▶ **Directions**: Repeat every line of the listing below without any changes.

Element placement data:
==================================================
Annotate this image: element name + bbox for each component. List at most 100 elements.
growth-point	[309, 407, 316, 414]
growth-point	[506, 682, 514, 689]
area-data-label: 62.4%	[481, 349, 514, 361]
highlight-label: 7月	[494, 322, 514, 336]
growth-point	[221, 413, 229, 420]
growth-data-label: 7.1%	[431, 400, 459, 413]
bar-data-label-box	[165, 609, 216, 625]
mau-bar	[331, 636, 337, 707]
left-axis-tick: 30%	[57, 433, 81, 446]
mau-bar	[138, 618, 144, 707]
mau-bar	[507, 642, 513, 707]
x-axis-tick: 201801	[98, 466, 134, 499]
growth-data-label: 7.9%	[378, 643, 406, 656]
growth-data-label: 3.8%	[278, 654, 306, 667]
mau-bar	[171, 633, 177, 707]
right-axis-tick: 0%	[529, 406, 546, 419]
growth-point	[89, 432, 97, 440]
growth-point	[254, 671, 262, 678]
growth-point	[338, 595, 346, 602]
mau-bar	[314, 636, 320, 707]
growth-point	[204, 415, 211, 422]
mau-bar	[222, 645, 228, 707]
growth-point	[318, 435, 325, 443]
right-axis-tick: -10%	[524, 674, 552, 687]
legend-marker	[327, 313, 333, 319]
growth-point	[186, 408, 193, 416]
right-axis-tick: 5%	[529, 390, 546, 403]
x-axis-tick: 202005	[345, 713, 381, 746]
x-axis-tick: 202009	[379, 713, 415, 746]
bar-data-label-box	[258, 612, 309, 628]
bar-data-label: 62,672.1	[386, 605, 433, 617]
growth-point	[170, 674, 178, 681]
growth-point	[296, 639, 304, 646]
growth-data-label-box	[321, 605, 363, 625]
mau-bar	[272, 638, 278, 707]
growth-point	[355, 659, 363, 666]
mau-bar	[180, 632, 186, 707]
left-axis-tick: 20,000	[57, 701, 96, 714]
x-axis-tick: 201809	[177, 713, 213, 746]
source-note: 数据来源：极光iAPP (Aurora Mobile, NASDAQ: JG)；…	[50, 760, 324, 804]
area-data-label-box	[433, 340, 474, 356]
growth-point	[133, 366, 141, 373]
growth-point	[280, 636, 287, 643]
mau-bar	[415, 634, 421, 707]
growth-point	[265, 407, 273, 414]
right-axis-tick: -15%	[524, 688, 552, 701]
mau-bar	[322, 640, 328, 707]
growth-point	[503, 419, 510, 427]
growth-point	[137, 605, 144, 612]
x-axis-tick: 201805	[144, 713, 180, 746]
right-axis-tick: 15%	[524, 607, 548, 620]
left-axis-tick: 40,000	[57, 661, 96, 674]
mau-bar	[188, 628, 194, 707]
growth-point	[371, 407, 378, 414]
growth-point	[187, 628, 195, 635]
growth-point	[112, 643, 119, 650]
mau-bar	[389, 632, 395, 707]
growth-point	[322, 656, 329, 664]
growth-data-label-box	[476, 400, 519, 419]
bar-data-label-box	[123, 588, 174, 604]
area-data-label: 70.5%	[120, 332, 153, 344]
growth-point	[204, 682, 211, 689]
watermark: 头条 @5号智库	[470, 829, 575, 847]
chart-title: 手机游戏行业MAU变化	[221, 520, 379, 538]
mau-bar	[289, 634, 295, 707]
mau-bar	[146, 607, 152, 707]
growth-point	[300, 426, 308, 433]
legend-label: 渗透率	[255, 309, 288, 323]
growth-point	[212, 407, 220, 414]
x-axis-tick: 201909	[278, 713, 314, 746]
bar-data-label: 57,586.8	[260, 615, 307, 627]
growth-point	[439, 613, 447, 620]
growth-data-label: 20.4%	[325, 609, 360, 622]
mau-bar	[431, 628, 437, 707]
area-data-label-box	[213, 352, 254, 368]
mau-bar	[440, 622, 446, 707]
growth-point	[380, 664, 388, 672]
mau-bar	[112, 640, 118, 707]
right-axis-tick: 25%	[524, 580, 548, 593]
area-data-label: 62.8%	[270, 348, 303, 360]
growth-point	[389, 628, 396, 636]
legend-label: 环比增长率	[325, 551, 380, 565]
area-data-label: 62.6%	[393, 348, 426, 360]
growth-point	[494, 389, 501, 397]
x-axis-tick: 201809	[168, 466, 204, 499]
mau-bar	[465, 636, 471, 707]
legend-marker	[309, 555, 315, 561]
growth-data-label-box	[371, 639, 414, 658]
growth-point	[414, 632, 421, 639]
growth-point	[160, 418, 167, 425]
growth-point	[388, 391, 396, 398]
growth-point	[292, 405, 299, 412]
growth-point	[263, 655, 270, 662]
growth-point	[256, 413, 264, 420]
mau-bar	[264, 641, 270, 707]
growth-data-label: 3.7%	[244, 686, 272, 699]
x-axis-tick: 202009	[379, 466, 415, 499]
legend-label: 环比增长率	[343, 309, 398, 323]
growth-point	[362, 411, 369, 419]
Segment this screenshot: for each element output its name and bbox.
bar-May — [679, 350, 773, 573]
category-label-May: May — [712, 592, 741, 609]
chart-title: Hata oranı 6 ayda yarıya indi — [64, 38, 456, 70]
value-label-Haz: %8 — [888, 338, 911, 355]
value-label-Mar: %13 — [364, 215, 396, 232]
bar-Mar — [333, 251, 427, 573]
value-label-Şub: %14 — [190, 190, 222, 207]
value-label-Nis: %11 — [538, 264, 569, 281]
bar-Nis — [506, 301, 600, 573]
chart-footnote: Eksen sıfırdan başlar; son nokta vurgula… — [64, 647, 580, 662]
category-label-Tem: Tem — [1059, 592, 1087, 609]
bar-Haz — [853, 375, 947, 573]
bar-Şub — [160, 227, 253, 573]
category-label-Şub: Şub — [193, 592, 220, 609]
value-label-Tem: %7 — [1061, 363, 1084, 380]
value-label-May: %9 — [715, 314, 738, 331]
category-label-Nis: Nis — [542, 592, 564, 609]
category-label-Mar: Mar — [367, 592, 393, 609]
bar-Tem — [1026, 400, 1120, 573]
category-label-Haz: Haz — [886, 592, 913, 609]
==================================================
▶ **Completed task**:
Annotate this image: element name + bbox for each component. List at most 100 elements.
growth-point	[309, 407, 316, 414]
growth-point	[506, 682, 514, 689]
area-data-label: 62.4%	[481, 349, 514, 361]
highlight-label: 7月	[494, 322, 514, 336]
growth-point	[221, 413, 229, 420]
growth-data-label: 7.1%	[431, 400, 459, 413]
bar-data-label-box	[165, 609, 216, 625]
mau-bar	[331, 636, 337, 707]
left-axis-tick: 30%	[57, 433, 81, 446]
mau-bar	[138, 618, 144, 707]
mau-bar	[507, 642, 513, 707]
x-axis-tick: 201801	[98, 466, 134, 499]
growth-data-label: 7.9%	[378, 643, 406, 656]
growth-data-label: 3.8%	[278, 654, 306, 667]
mau-bar	[171, 633, 177, 707]
right-axis-tick: 0%	[529, 406, 546, 419]
growth-point	[89, 432, 97, 440]
growth-point	[254, 671, 262, 678]
growth-point	[338, 595, 346, 602]
mau-bar	[314, 636, 320, 707]
growth-point	[204, 415, 211, 422]
mau-bar	[222, 645, 228, 707]
growth-point	[318, 435, 325, 443]
right-axis-tick: -10%	[524, 674, 552, 687]
legend-marker	[327, 313, 333, 319]
growth-point	[186, 408, 193, 416]
right-axis-tick: 5%	[529, 390, 546, 403]
x-axis-tick: 202005	[345, 713, 381, 746]
x-axis-tick: 202009	[379, 713, 415, 746]
bar-data-label-box	[258, 612, 309, 628]
bar-data-label: 62,672.1	[386, 605, 433, 617]
growth-point	[170, 674, 178, 681]
growth-point	[296, 639, 304, 646]
growth-data-label-box	[321, 605, 363, 625]
mau-bar	[272, 638, 278, 707]
growth-point	[355, 659, 363, 666]
mau-bar	[180, 632, 186, 707]
left-axis-tick: 20,000	[57, 701, 96, 714]
x-axis-tick: 201809	[177, 713, 213, 746]
source-note: 数据来源：极光iAPP (Aurora Mobile, NASDAQ: JG)；…	[50, 760, 324, 804]
area-data-label-box	[433, 340, 474, 356]
growth-point	[133, 366, 141, 373]
growth-point	[280, 636, 287, 643]
mau-bar	[415, 634, 421, 707]
growth-point	[265, 407, 273, 414]
right-axis-tick: -15%	[524, 688, 552, 701]
mau-bar	[322, 640, 328, 707]
growth-point	[503, 419, 510, 427]
growth-point	[137, 605, 144, 612]
x-axis-tick: 201805	[144, 713, 180, 746]
right-axis-tick: 15%	[524, 607, 548, 620]
left-axis-tick: 40,000	[57, 661, 96, 674]
mau-bar	[188, 628, 194, 707]
growth-point	[371, 407, 378, 414]
growth-point	[187, 628, 195, 635]
growth-point	[112, 643, 119, 650]
mau-bar	[389, 632, 395, 707]
growth-point	[322, 656, 329, 664]
growth-data-label-box	[476, 400, 519, 419]
bar-data-label-box	[123, 588, 174, 604]
area-data-label: 70.5%	[120, 332, 153, 344]
growth-point	[204, 682, 211, 689]
watermark: 头条 @5号智库	[470, 829, 575, 847]
chart-title: 手机游戏行业MAU变化	[221, 520, 379, 538]
mau-bar	[289, 634, 295, 707]
mau-bar	[146, 607, 152, 707]
growth-point	[300, 426, 308, 433]
legend-label: 渗透率	[255, 309, 288, 323]
growth-point	[212, 407, 220, 414]
x-axis-tick: 201909	[278, 713, 314, 746]
bar-data-label: 57,586.8	[260, 615, 307, 627]
growth-point	[439, 613, 447, 620]
growth-data-label: 20.4%	[325, 609, 360, 622]
mau-bar	[431, 628, 437, 707]
area-data-label-box	[213, 352, 254, 368]
mau-bar	[440, 622, 446, 707]
growth-point	[380, 664, 388, 672]
mau-bar	[112, 640, 118, 707]
right-axis-tick: 25%	[524, 580, 548, 593]
area-data-label: 62.8%	[270, 348, 303, 360]
growth-point	[389, 628, 396, 636]
legend-label: 环比增长率	[325, 551, 380, 565]
area-data-label: 62.6%	[393, 348, 426, 360]
growth-point	[494, 389, 501, 397]
x-axis-tick: 201809	[168, 466, 204, 499]
mau-bar	[465, 636, 471, 707]
legend-marker	[309, 555, 315, 561]
growth-data-label-box	[371, 639, 414, 658]
growth-point	[414, 632, 421, 639]
growth-point	[160, 418, 167, 425]
growth-point	[388, 391, 396, 398]
growth-point	[292, 405, 299, 412]
growth-point	[263, 655, 270, 662]
growth-point	[256, 413, 264, 420]
mau-bar	[264, 641, 270, 707]
growth-data-label: 3.7%	[244, 686, 272, 699]
x-axis-tick: 202009	[379, 466, 415, 499]
legend-label: 环比增长率	[343, 309, 398, 323]
growth-point	[362, 411, 369, 419]
Segment this screenshot: for each element output its name and bbox.
bar-May — [679, 350, 773, 573]
category-label-May: May — [712, 592, 741, 609]
chart-title: Hata oranı 6 ayda yarıya indi — [64, 38, 456, 70]
value-label-Haz: %8 — [888, 338, 911, 355]
value-label-Mar: %13 — [364, 215, 396, 232]
bar-Mar — [333, 251, 427, 573]
value-label-Şub: %14 — [190, 190, 222, 207]
value-label-Nis: %11 — [538, 264, 569, 281]
bar-Nis — [506, 301, 600, 573]
chart-footnote: Eksen sıfırdan başlar; son nokta vurgula… — [64, 647, 580, 662]
category-label-Tem: Tem — [1059, 592, 1087, 609]
bar-Haz — [853, 375, 947, 573]
bar-Şub — [160, 227, 253, 573]
category-label-Şub: Şub — [193, 592, 220, 609]
value-label-Tem: %7 — [1061, 363, 1084, 380]
value-label-May: %9 — [715, 314, 738, 331]
category-label-Nis: Nis — [542, 592, 564, 609]
category-label-Mar: Mar — [367, 592, 393, 609]
bar-Tem — [1026, 400, 1120, 573]
category-label-Haz: Haz — [886, 592, 913, 609]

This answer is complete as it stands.